Written problem →
The listing below is to be output in its exact form.

==============================

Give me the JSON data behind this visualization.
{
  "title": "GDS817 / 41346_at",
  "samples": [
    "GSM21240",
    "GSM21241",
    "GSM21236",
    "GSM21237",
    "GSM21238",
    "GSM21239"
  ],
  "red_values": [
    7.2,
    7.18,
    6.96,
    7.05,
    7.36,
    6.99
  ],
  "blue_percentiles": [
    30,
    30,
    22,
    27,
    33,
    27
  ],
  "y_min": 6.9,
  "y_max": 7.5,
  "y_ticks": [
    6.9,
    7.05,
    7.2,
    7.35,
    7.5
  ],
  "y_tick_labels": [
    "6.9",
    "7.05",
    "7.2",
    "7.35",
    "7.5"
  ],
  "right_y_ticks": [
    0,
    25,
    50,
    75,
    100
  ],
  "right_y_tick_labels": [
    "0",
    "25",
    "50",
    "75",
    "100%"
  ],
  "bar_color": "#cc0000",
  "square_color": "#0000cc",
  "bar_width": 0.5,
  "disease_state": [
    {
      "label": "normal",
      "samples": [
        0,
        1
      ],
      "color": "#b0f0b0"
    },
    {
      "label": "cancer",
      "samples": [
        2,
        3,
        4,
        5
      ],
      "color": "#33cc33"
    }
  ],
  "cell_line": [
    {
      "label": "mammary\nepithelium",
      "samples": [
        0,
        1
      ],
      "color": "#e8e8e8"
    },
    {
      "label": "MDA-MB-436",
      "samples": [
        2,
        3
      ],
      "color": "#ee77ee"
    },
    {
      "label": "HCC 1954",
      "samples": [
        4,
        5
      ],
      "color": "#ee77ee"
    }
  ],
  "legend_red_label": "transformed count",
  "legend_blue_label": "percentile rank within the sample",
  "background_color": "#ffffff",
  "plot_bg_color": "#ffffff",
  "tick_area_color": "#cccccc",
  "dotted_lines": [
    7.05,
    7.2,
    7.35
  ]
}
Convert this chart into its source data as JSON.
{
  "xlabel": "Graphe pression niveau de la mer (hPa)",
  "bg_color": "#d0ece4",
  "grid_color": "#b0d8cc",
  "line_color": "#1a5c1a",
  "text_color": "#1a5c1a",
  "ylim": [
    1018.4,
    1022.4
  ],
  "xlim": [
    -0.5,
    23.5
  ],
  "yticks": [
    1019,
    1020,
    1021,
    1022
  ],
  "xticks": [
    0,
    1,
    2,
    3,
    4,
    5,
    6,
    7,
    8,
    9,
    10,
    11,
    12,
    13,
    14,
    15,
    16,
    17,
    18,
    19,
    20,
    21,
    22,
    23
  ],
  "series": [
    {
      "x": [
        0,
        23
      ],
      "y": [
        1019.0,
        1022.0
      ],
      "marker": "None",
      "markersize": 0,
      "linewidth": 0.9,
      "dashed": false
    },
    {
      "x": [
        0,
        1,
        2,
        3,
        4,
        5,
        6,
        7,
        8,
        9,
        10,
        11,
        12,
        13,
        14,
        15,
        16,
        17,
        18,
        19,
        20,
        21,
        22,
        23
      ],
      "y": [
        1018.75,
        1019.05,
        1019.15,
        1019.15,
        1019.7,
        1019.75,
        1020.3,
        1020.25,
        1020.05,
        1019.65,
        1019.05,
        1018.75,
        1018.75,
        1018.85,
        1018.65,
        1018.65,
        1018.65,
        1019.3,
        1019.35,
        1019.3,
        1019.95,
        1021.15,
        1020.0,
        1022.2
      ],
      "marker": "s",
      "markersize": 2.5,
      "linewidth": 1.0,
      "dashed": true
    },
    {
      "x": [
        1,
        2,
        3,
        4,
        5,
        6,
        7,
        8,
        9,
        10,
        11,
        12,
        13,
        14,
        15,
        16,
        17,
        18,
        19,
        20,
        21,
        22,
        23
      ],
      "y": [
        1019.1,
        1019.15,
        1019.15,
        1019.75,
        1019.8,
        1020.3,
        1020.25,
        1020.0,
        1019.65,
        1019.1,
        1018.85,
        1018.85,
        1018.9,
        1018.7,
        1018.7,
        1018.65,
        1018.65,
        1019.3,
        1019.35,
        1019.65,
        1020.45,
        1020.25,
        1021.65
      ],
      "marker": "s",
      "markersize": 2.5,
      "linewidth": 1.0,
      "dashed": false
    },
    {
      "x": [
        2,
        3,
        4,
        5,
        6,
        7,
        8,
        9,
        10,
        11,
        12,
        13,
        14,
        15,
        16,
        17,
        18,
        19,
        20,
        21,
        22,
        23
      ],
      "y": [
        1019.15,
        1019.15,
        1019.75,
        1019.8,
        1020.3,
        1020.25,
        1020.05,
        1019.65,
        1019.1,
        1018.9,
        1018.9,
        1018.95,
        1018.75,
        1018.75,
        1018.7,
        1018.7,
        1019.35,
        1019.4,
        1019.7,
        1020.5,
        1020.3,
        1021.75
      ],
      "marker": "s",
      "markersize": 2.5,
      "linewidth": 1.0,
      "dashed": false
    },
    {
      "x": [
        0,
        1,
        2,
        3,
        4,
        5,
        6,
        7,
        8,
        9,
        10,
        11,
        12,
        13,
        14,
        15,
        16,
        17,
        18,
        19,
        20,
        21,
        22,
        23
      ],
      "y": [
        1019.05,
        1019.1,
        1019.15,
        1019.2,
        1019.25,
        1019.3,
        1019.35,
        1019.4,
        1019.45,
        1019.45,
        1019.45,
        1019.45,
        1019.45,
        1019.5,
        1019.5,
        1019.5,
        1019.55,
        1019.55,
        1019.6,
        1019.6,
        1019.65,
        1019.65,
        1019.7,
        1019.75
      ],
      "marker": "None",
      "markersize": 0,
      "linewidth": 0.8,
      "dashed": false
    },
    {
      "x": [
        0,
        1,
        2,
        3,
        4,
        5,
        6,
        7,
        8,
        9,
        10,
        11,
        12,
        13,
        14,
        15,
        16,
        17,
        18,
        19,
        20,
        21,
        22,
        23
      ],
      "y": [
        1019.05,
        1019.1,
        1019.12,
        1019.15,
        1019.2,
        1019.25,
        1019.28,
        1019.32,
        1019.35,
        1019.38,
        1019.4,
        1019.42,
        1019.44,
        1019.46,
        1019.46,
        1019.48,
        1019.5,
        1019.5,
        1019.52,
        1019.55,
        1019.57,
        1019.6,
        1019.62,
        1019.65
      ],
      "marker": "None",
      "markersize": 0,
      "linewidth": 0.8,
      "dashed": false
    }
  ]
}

==============================

Task output →
Give me the JSON data behind this visualization.
{
  "title": "GDS817 / 41346_at",
  "samples": [
    "GSM21240",
    "GSM21241",
    "GSM21236",
    "GSM21237",
    "GSM21238",
    "GSM21239"
  ],
  "red_values": [
    7.2,
    7.18,
    6.96,
    7.05,
    7.36,
    6.99
  ],
  "blue_percentiles": [
    30,
    30,
    22,
    27,
    33,
    27
  ],
  "y_min": 6.9,
  "y_max": 7.5,
  "y_ticks": [
    6.9,
    7.05,
    7.2,
    7.35,
    7.5
  ],
  "y_tick_labels": [
    "6.9",
    "7.05",
    "7.2",
    "7.35",
    "7.5"
  ],
  "right_y_ticks": [
    0,
    25,
    50,
    75,
    100
  ],
  "right_y_tick_labels": [
    "0",
    "25",
    "50",
    "75",
    "100%"
  ],
  "bar_color": "#cc0000",
  "square_color": "#0000cc",
  "bar_width": 0.5,
  "disease_state": [
    {
      "label": "normal",
      "samples": [
        0,
        1
      ],
      "color": "#b0f0b0"
    },
    {
      "label": "cancer",
      "samples": [
        2,
        3,
        4,
        5
      ],
      "color": "#33cc33"
    }
  ],
  "cell_line": [
    {
      "label": "mammary\nepithelium",
      "samples": [
        0,
        1
      ],
      "color": "#e8e8e8"
    },
    {
      "label": "MDA-MB-436",
      "samples": [
        2,
        3
      ],
      "color": "#ee77ee"
    },
    {
      "label": "HCC 1954",
      "samples": [
        4,
        5
      ],
      "color": "#ee77ee"
    }
  ],
  "legend_red_label": "transformed count",
  "legend_blue_label": "percentile rank within the sample",
  "background_color": "#ffffff",
  "plot_bg_color": "#ffffff",
  "tick_area_color": "#cccccc",
  "dotted_lines": [
    7.05,
    7.2,
    7.35
  ]
}
Convert this chart into its source data as JSON.
{
  "xlabel": "Graphe pression niveau de la mer (hPa)",
  "bg_color": "#d0ece4",
  "grid_color": "#b0d8cc",
  "line_color": "#1a5c1a",
  "text_color": "#1a5c1a",
  "ylim": [
    1018.4,
    1022.4
  ],
  "xlim": [
    -0.5,
    23.5
  ],
  "yticks": [
    1019,
    1020,
    1021,
    1022
  ],
  "xticks": [
    0,
    1,
    2,
    3,
    4,
    5,
    6,
    7,
    8,
    9,
    10,
    11,
    12,
    13,
    14,
    15,
    16,
    17,
    18,
    19,
    20,
    21,
    22,
    23
  ],
  "series": [
    {
      "x": [
        0,
        23
      ],
      "y": [
        1019.0,
        1022.0
      ],
      "marker": "None",
      "markersize": 0,
      "linewidth": 0.9,
      "dashed": false
    },
    {
      "x": [
        0,
        1,
        2,
        3,
        4,
        5,
        6,
        7,
        8,
        9,
        10,
        11,
        12,
        13,
        14,
        15,
        16,
        17,
        18,
        19,
        20,
        21,
        22,
        23
      ],
      "y": [
        1018.75,
        1019.05,
        1019.15,
        1019.15,
        1019.7,
        1019.75,
        1020.3,
        1020.25,
        1020.05,
        1019.65,
        1019.05,
        1018.75,
        1018.75,
        1018.85,
        1018.65,
        1018.65,
        1018.65,
        1019.3,
        1019.35,
        1019.3,
        1019.95,
        1021.15,
        1020.0,
        1022.2
      ],
      "marker": "s",
      "markersize": 2.5,
      "linewidth": 1.0,
      "dashed": true
    },
    {
      "x": [
        1,
        2,
        3,
        4,
        5,
        6,
        7,
        8,
        9,
        10,
        11,
        12,
        13,
        14,
        15,
        16,
        17,
        18,
        19,
        20,
        21,
        22,
        23
      ],
      "y": [
        1019.1,
        1019.15,
        1019.15,
        1019.75,
        1019.8,
        1020.3,
        1020.25,
        1020.0,
        1019.65,
        1019.1,
        1018.85,
        1018.85,
        1018.9,
        1018.7,
        1018.7,
        1018.65,
        1018.65,
        1019.3,
        1019.35,
        1019.65,
        1020.45,
        1020.25,
        1021.65
      ],
      "marker": "s",
      "markersize": 2.5,
      "linewidth": 1.0,
      "dashed": false
    },
    {
      "x": [
        2,
        3,
        4,
        5,
        6,
        7,
        8,
        9,
        10,
        11,
        12,
        13,
        14,
        15,
        16,
        17,
        18,
        19,
        20,
        21,
        22,
        23
      ],
      "y": [
        1019.15,
        1019.15,
        1019.75,
        1019.8,
        1020.3,
        1020.25,
        1020.05,
        1019.65,
        1019.1,
        1018.9,
        1018.9,
        1018.95,
        1018.75,
        1018.75,
        1018.7,
        1018.7,
        1019.35,
        1019.4,
        1019.7,
        1020.5,
        1020.3,
        1021.75
      ],
      "marker": "s",
      "markersize": 2.5,
      "linewidth": 1.0,
      "dashed": false
    },
    {
      "x": [
        0,
        1,
        2,
        3,
        4,
        5,
        6,
        7,
        8,
        9,
        10,
        11,
        12,
        13,
        14,
        15,
        16,
        17,
        18,
        19,
        20,
        21,
        22,
        23
      ],
      "y": [
        1019.05,
        1019.1,
        1019.15,
        1019.2,
        1019.25,
        1019.3,
        1019.35,
        1019.4,
        1019.45,
        1019.45,
        1019.45,
        1019.45,
        1019.45,
        1019.5,
        1019.5,
        1019.5,
        1019.55,
        1019.55,
        1019.6,
        1019.6,
        1019.65,
        1019.65,
        1019.7,
        1019.75
      ],
      "marker": "None",
      "markersize": 0,
      "linewidth": 0.8,
      "dashed": false
    },
    {
      "x": [
        0,
        1,
        2,
        3,
        4,
        5,
        6,
        7,
        8,
        9,
        10,
        11,
        12,
        13,
        14,
        15,
        16,
        17,
        18,
        19,
        20,
        21,
        22,
        23
      ],
      "y": [
        1019.05,
        1019.1,
        1019.12,
        1019.15,
        1019.2,
        1019.25,
        1019.28,
        1019.32,
        1019.35,
        1019.38,
        1019.4,
        1019.42,
        1019.44,
        1019.46,
        1019.46,
        1019.48,
        1019.5,
        1019.5,
        1019.52,
        1019.55,
        1019.57,
        1019.6,
        1019.62,
        1019.65
      ],
      "marker": "None",
      "markersize": 0,
      "linewidth": 0.8,
      "dashed": false
    }
  ]
}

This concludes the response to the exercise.